### Given information
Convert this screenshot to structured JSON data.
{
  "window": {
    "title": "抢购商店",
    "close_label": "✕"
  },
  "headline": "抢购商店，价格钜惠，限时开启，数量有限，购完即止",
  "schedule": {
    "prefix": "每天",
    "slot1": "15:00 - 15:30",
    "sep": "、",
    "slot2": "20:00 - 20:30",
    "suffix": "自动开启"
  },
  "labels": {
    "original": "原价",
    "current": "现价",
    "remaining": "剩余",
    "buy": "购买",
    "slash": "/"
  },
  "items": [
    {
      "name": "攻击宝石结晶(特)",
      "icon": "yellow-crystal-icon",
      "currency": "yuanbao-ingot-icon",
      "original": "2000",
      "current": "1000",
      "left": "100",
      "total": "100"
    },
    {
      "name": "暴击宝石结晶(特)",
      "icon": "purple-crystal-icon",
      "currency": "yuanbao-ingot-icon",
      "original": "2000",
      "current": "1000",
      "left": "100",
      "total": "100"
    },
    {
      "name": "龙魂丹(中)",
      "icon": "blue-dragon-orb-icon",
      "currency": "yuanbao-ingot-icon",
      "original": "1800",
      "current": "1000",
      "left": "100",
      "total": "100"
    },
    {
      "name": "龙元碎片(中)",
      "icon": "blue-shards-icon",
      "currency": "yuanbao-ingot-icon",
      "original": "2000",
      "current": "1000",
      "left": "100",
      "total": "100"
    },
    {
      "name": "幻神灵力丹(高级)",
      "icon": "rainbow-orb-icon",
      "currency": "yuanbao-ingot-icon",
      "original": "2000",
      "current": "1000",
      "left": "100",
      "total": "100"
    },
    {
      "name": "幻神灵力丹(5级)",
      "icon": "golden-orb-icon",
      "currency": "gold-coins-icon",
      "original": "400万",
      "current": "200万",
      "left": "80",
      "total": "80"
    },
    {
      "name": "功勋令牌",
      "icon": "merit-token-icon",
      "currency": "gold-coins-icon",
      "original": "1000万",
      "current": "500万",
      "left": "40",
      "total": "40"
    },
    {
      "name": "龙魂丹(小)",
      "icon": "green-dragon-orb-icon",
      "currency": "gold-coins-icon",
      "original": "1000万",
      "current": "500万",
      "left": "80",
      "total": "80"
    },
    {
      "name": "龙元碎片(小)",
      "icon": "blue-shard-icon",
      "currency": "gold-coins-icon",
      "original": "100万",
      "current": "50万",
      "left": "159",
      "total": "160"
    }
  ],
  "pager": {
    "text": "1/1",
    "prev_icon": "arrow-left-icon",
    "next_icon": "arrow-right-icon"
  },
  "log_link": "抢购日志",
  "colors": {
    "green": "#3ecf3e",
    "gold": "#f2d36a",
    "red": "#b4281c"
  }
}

### Exercise objective
Look through the records and gather each line with the word "green".

### Exercise solution
      "icon": "green-dragon-orb-icon",
    "green": "#3ecf3e",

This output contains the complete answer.